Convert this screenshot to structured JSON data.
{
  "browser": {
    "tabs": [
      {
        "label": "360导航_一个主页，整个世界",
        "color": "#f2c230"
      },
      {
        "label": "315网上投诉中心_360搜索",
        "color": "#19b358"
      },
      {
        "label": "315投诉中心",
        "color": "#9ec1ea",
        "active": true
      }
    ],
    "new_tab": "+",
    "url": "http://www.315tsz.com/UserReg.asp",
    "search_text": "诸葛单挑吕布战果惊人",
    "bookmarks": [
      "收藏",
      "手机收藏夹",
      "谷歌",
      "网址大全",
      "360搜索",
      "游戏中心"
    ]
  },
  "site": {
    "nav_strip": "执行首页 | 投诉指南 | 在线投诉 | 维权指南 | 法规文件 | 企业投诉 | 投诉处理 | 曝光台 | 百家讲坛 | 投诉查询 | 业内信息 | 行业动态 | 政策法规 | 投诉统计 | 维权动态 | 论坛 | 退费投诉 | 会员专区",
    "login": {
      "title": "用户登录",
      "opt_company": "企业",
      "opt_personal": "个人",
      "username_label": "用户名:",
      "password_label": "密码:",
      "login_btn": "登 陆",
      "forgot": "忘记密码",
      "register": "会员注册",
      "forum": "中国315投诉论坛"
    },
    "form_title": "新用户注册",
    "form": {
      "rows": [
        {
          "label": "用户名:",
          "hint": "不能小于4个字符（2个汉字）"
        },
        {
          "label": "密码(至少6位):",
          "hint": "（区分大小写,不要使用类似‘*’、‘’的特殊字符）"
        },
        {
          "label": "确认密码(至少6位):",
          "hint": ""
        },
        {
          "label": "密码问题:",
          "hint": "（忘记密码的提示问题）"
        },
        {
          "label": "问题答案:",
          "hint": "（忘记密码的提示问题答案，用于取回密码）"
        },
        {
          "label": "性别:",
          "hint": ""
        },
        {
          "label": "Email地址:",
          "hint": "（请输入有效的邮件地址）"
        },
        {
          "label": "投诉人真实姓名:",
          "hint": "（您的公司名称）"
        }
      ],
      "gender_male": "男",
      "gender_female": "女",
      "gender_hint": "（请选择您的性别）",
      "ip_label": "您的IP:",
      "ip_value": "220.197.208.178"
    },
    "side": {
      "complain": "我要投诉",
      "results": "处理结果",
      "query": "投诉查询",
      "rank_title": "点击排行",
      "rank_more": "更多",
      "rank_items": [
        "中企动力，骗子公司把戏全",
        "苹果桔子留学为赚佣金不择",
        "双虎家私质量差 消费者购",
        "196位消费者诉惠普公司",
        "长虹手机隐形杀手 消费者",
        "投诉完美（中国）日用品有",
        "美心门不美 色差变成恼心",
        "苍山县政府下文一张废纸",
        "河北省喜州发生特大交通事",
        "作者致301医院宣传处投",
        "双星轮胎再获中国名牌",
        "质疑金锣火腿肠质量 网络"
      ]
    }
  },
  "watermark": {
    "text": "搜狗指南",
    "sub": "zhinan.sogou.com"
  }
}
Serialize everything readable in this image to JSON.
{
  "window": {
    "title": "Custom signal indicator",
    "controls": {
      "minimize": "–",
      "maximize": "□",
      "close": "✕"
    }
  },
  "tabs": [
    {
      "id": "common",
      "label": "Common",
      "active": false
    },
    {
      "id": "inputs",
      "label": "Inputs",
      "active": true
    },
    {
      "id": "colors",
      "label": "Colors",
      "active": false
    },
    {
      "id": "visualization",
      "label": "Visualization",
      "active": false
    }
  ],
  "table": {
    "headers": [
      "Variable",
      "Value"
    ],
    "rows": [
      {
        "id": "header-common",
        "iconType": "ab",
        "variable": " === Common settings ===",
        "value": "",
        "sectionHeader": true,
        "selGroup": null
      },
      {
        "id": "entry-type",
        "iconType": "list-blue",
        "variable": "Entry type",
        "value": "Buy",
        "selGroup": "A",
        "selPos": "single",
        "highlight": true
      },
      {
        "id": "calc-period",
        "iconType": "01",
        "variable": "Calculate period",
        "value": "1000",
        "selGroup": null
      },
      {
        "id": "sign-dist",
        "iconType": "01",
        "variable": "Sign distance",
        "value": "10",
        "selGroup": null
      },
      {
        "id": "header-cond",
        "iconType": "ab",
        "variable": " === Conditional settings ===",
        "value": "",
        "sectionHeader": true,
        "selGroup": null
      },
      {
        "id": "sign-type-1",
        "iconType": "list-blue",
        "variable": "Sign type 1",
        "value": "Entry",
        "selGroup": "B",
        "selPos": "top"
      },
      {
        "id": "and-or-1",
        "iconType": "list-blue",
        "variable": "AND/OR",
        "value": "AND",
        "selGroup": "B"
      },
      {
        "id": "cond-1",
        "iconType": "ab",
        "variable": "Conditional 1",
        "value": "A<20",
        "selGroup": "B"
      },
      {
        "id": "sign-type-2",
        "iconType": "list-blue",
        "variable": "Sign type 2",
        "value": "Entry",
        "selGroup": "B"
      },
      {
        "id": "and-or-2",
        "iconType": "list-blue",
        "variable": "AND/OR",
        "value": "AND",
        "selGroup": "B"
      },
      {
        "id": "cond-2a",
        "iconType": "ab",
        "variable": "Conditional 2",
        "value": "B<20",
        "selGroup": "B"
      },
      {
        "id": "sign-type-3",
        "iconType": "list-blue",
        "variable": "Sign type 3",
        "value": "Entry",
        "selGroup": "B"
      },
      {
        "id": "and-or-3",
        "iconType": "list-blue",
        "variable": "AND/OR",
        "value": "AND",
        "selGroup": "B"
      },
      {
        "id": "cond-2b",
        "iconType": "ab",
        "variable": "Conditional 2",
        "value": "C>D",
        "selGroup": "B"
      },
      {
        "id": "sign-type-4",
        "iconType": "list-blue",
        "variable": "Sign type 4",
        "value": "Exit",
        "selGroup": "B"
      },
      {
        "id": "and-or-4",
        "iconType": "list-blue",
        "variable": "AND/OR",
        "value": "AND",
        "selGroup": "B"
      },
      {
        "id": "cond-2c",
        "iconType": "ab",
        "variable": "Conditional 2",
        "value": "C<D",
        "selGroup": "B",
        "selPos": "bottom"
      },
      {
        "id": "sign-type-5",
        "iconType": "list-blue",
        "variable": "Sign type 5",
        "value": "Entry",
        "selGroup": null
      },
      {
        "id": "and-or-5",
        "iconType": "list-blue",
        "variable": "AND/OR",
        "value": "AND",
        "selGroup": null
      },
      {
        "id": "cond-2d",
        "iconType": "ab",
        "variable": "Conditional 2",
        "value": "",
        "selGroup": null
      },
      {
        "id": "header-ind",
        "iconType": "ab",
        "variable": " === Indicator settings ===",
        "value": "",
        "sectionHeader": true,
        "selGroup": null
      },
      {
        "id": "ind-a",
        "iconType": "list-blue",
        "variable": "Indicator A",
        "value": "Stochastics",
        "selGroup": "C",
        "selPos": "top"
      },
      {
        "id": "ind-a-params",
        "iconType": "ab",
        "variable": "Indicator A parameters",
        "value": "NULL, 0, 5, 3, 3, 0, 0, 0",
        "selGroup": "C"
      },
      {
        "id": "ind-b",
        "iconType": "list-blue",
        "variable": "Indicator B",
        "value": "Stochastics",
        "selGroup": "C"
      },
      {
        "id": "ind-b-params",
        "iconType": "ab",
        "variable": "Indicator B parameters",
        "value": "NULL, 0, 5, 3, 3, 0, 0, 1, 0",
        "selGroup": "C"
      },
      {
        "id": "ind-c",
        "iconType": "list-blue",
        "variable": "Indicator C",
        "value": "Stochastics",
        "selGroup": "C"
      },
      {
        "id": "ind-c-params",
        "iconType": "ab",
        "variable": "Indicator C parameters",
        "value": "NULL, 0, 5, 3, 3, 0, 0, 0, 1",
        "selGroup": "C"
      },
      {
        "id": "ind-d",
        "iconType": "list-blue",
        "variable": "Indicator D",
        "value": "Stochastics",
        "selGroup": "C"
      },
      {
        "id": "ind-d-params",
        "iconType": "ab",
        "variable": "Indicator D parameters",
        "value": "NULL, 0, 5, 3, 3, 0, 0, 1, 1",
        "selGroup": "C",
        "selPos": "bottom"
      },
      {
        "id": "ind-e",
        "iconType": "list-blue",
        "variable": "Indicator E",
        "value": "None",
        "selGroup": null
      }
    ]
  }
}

▶ Task description: Among the entries above, identify all lines with "period" and copy them.

▶ The answer:
        "id": "calc-period",
        "variable": "Calculate period",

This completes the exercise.